*What is being asked*. Any pictures in the records below should be skipped; write out everything else exactly.

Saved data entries
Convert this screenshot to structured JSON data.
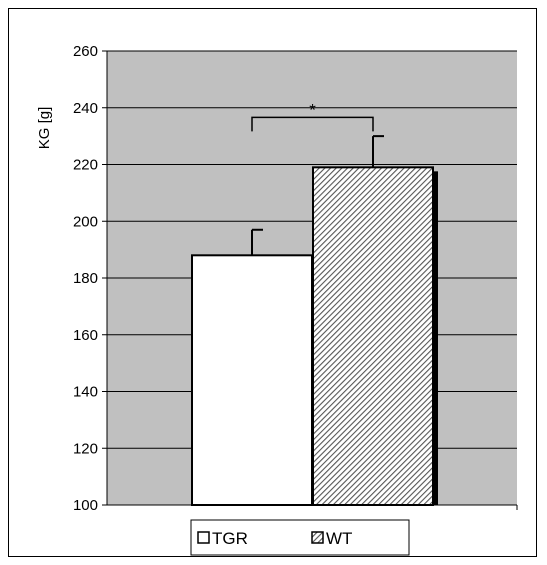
{
  "chart_data": {
    "type": "bar",
    "title": "",
    "xlabel": "",
    "ylabel": "KG [g]",
    "ylim": [
      100,
      260
    ],
    "ytick_step": 20,
    "grid": true,
    "legend_position": "bottom",
    "plot_background": "#c0c0c0",
    "series": [
      {
        "name": "TGR",
        "value": 188,
        "error": 9,
        "fill": "#ffffff",
        "pattern": "none"
      },
      {
        "name": "WT",
        "value": 219,
        "error": 11,
        "fill": "#ffffff",
        "pattern": "diagonal-hatch"
      }
    ],
    "significance": {
      "between": [
        "TGR",
        "WT"
      ],
      "label": "*",
      "y": 238
    }
  }
}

*Correct output*.
Convert this screenshot to structured JSON data.
{
  "chart_data": {
    "type": "bar",
    "title": "",
    "xlabel": "",
    "ylabel": "KG [g]",
    "ylim": [
      100,
      260
    ],
    "ytick_step": 20,
    "grid": true,
    "legend_position": "bottom",
    "plot_background": "#c0c0c0",
    "series": [
      {
        "name": "TGR",
        "value": 188,
        "error": 9,
        "fill": "#ffffff",
        "pattern": "none"
      },
      {
        "name": "WT",
        "value": 219,
        "error": 11,
        "fill": "#ffffff",
        "pattern": "diagonal-hatch"
      }
    ],
    "significance": {
      "between": [
        "TGR",
        "WT"
      ],
      "label": "*",
      "y": 238
    }
  }
}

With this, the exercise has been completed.